> [Your instructions] Return the complete listing that follows, with each line reproduced exactly.

Extracted records
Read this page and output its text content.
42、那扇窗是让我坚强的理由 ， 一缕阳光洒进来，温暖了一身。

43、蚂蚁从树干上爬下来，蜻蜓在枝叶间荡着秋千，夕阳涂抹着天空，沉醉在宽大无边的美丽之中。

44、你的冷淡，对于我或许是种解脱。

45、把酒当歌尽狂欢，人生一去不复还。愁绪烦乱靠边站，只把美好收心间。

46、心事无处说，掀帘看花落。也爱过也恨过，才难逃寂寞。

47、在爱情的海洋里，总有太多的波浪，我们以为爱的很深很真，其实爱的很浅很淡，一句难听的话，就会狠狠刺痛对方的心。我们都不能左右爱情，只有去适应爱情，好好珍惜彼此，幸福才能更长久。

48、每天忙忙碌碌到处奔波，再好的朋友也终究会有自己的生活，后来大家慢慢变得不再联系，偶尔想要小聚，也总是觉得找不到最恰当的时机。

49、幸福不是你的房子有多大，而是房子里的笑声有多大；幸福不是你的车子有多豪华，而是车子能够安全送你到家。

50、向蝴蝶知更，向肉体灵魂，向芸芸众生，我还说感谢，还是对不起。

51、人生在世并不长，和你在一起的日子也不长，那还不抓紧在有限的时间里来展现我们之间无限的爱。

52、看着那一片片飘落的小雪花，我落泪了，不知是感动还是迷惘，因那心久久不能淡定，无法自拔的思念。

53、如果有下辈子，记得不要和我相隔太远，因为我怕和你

> [Answer to the exercise]
Read this page and output its text content.
42、那扇窗是让我坚强的理由 ， 一缕阳光洒进来，温暖了一身。

43、蚂蚁从树干上爬下来，蜻蜓在枝叶间荡着秋千，夕阳涂抹着天空，沉醉在宽大无边的美丽之中。

44、你的冷淡，对于我或许是种解脱。

45、把酒当歌尽狂欢，人生一去不复还。愁绪烦乱靠边站，只把美好收心间。

46、心事无处说，掀帘看花落。也爱过也恨过，才难逃寂寞。

47、在爱情的海洋里，总有太多的波浪，我们以为爱的很深很真，其实爱的很浅很淡，一句难听的话，就会狠狠刺痛对方的心。我们都不能左右爱情，只有去适应爱情，好好珍惜彼此，幸福才能更长久。

48、每天忙忙碌碌到处奔波，再好的朋友也终究会有自己的生活，后来大家慢慢变得不再联系，偶尔想要小聚，也总是觉得找不到最恰当的时机。

49、幸福不是你的房子有多大，而是房子里的笑声有多大；幸福不是你的车子有多豪华，而是车子能够安全送你到家。

50、向蝴蝶知更，向肉体灵魂，向芸芸众生，我还说感谢，还是对不起。

51、人生在世并不长，和你在一起的日子也不长，那还不抓紧在有限的时间里来展现我们之间无限的爱。

52、看着那一片片飘落的小雪花，我落泪了，不知是感动还是迷惘，因那心久久不能淡定，无法自拔的思念。

53、如果有下辈子，记得不要和我相隔太远，因为我怕和你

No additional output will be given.